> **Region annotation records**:
<<<<

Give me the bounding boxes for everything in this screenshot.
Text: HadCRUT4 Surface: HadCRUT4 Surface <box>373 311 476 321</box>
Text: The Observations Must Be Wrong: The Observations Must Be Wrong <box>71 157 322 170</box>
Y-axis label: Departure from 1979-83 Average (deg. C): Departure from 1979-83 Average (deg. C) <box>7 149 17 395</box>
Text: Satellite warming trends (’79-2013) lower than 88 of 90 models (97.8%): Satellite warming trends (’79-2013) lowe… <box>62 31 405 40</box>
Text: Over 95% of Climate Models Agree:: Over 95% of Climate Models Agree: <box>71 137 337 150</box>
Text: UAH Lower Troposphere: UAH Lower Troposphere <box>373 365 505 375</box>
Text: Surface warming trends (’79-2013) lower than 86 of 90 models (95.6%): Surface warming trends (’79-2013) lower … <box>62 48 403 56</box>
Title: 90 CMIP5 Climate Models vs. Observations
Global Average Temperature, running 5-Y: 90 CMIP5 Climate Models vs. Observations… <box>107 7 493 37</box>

>>>>

> **Work instructions**:
Reproduce the listing verbatim, from its first line through the line containing "Title: 90 CMIP5", with both of those lines included.

> **Final answer**:
Give me the bounding boxes for everything in this screenshot.
Text: HadCRUT4 Surface: HadCRUT4 Surface <box>373 311 476 321</box>
Text: The Observations Must Be Wrong: The Observations Must Be Wrong <box>71 157 322 170</box>
Y-axis label: Departure from 1979-83 Average (deg. C): Departure from 1979-83 Average (deg. C) <box>7 149 17 395</box>
Text: Satellite warming trends (’79-2013) lower than 88 of 90 models (97.8%): Satellite warming trends (’79-2013) lowe… <box>62 31 405 40</box>
Text: Over 95% of Climate Models Agree:: Over 95% of Climate Models Agree: <box>71 137 337 150</box>
Text: UAH Lower Troposphere: UAH Lower Troposphere <box>373 365 505 375</box>
Text: Surface warming trends (’79-2013) lower than 86 of 90 models (95.6%): Surface warming trends (’79-2013) lower … <box>62 48 403 56</box>
Title: 90 CMIP5 Climate Models vs. Observations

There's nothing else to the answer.